- EXERCISE OBJECTIVE
What is the number of lines in these entries that include "INÍCIO"? Write that number and no other text.

[Collection entries]
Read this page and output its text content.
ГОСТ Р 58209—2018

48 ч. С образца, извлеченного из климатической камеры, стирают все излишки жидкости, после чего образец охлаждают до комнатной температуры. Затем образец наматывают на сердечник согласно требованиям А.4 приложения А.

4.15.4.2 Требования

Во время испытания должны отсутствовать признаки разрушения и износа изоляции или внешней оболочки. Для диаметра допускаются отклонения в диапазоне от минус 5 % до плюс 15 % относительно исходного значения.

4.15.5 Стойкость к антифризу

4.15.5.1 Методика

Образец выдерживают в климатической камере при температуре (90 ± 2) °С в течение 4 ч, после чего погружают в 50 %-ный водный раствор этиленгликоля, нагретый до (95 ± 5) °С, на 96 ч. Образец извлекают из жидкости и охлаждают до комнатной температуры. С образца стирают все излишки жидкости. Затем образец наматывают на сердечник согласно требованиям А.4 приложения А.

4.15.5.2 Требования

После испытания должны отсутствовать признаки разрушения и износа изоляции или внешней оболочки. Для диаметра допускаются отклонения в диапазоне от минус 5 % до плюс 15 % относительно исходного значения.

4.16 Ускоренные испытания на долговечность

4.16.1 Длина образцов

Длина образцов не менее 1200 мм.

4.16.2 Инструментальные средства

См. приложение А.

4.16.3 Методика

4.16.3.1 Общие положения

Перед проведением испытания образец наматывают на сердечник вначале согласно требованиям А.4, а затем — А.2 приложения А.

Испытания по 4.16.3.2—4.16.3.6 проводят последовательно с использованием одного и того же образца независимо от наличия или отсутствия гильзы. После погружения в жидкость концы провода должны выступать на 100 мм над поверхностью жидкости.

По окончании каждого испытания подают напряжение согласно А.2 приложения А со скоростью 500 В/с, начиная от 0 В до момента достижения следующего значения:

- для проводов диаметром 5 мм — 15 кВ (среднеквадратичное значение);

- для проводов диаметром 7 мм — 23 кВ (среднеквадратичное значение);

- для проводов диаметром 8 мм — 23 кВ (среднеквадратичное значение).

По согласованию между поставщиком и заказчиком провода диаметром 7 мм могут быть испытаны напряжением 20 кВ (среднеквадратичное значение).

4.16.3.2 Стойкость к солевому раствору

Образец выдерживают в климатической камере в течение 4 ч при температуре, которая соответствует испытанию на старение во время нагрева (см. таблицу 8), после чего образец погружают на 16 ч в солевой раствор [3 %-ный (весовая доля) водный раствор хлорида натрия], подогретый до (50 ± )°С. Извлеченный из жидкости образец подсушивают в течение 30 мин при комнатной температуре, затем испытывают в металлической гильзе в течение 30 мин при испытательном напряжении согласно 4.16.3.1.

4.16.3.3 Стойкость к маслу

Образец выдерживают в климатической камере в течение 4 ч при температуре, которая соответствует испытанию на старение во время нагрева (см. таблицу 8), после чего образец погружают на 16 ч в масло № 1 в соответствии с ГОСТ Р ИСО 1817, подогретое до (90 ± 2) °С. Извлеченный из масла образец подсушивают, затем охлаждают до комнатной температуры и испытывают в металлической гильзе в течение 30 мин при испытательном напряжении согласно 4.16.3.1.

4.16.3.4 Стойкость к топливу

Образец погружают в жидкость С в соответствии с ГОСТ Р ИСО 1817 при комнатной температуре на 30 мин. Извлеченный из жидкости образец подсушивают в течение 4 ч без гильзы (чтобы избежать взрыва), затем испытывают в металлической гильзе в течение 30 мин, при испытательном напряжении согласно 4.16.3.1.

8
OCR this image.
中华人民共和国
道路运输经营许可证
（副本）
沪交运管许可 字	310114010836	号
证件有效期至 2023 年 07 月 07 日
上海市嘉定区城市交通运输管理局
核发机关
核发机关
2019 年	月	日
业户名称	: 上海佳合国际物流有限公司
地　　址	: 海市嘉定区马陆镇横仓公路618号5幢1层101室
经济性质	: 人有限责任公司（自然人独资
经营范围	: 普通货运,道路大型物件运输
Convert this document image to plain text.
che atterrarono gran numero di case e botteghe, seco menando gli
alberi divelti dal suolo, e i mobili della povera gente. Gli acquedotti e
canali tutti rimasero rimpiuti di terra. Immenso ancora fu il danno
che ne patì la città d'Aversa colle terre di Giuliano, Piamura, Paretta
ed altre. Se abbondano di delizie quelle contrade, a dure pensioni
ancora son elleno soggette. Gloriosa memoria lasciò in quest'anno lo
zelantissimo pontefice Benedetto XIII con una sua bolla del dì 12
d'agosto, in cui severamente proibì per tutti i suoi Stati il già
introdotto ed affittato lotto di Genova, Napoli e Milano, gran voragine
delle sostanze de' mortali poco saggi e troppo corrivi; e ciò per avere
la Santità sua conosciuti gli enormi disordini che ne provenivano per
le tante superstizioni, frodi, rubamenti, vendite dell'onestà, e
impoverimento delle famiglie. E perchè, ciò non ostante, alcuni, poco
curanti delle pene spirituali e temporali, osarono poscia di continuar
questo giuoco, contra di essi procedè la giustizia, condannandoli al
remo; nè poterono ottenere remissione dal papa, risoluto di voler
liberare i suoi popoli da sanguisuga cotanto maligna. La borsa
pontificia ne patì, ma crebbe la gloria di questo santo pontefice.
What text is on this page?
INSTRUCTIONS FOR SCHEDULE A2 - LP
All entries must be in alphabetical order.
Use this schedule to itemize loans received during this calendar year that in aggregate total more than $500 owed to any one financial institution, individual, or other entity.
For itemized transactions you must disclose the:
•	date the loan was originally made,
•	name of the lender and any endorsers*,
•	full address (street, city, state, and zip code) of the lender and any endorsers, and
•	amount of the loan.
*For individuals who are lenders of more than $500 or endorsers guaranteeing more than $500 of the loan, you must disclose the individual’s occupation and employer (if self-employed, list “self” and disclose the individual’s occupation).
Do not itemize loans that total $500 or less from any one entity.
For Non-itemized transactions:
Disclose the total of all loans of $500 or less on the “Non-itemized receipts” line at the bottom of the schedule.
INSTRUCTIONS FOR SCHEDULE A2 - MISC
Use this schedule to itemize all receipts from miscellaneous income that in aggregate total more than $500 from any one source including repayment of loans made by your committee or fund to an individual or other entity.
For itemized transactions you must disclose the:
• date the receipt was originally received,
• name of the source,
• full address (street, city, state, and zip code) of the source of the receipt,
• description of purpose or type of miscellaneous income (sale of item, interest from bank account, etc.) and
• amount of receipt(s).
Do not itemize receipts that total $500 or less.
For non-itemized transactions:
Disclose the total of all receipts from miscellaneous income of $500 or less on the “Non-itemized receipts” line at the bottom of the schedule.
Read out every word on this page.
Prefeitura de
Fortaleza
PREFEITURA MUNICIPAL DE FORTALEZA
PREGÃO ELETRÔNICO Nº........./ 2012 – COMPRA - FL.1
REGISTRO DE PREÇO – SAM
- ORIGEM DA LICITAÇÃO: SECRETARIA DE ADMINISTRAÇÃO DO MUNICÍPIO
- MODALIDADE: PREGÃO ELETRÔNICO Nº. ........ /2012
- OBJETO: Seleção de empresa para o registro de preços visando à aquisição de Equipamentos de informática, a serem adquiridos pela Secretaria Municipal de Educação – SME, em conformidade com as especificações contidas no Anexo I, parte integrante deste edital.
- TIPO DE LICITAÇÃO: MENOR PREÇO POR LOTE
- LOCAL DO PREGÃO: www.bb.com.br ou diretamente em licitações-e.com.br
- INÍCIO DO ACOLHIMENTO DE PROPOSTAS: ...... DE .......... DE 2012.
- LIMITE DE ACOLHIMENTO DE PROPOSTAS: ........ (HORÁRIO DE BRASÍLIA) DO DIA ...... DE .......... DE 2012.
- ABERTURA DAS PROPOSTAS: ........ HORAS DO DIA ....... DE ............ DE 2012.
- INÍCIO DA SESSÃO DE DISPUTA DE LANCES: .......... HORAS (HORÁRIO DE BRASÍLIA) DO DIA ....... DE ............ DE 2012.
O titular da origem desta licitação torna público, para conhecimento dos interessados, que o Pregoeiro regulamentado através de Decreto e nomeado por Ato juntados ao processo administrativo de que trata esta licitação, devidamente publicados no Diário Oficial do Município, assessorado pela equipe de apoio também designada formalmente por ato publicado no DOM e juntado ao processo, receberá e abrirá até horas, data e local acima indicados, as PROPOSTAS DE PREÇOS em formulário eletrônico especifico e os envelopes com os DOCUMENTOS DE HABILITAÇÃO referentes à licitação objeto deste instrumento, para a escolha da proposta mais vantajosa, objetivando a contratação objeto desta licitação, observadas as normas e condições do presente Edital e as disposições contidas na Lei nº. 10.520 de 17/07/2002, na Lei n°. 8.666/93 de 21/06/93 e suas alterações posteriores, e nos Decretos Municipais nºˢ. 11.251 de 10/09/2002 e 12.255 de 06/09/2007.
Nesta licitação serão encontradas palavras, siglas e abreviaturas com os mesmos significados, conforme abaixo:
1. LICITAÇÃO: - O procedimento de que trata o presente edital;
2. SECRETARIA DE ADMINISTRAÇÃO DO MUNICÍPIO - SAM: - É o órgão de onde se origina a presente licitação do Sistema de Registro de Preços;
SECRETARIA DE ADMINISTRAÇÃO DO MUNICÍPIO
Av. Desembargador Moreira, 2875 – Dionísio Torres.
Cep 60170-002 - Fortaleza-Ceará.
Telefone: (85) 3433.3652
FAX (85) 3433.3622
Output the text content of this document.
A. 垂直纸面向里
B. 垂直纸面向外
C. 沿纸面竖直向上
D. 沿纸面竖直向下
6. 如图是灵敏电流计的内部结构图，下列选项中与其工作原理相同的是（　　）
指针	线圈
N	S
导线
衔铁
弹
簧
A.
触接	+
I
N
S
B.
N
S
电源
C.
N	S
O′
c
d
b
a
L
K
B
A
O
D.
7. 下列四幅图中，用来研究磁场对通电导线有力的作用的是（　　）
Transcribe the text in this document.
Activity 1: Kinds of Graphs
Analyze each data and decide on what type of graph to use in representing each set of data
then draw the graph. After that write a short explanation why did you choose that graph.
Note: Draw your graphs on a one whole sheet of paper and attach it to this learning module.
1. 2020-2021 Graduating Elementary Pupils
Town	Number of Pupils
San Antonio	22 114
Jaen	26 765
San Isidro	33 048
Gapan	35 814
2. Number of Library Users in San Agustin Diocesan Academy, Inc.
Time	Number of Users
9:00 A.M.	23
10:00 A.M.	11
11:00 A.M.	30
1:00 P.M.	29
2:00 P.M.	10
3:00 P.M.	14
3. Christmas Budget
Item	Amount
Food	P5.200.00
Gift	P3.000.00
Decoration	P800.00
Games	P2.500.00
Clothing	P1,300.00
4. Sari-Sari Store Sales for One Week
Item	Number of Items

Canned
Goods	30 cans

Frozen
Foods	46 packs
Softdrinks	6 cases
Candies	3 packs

- OUTPUT OF THE TASK
2